Stored items from a collection:

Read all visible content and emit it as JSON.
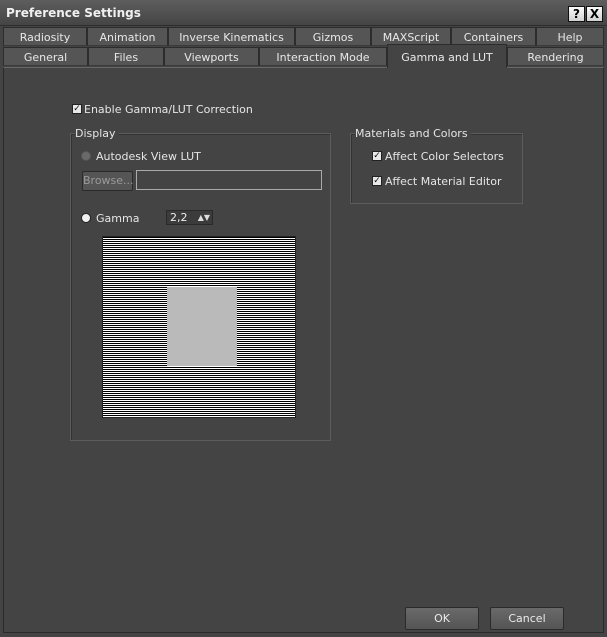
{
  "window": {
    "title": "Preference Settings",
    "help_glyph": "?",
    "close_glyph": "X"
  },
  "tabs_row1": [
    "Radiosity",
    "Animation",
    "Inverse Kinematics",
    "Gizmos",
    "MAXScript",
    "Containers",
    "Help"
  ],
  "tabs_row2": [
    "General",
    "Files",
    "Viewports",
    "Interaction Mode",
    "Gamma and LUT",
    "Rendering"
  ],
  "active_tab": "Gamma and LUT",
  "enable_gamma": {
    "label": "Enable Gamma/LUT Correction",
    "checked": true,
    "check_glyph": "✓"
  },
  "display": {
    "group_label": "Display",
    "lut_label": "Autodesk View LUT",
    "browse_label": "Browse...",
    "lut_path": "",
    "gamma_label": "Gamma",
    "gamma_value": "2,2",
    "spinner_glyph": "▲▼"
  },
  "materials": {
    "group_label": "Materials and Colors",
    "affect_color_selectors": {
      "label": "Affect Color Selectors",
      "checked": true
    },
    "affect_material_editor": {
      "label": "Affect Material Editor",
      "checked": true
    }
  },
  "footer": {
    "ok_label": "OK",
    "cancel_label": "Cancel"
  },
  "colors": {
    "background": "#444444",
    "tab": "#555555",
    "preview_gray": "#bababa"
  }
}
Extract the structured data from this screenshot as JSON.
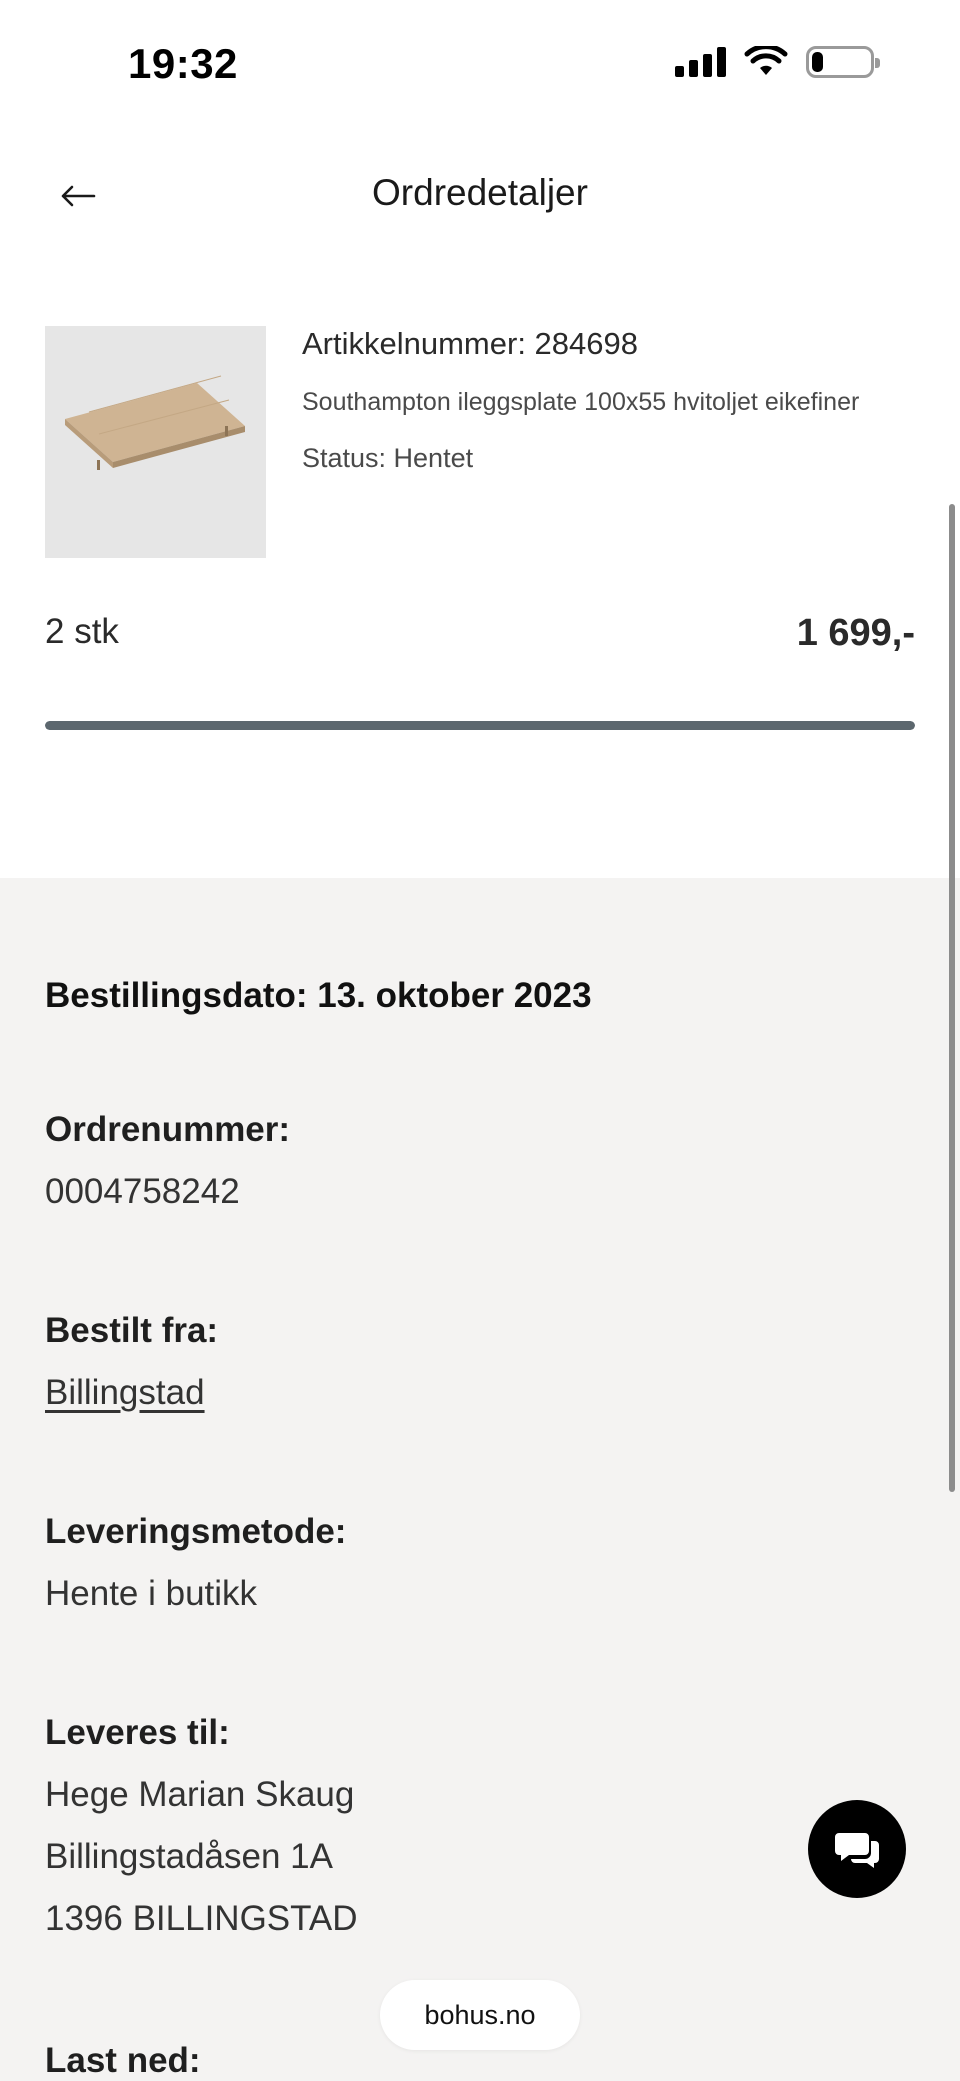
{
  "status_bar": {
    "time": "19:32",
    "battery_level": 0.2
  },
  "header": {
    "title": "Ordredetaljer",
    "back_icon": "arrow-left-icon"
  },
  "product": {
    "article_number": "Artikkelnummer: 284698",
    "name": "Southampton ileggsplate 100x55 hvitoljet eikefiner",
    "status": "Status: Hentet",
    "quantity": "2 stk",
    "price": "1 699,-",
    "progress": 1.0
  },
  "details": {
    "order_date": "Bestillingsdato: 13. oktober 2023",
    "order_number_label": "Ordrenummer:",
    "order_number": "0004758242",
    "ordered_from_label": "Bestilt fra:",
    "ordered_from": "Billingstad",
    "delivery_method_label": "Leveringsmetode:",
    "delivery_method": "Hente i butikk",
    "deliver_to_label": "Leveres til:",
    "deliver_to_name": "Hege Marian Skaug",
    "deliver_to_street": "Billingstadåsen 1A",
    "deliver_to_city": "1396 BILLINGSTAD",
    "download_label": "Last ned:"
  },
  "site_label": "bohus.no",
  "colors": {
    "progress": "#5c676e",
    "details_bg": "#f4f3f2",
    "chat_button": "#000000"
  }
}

◆ Goal: From the entries above, list each line with "JSON" in it.

◆ Written response:
Read all visible content and emit it as JSON.
Extract the structured data from this screenshot as JSON.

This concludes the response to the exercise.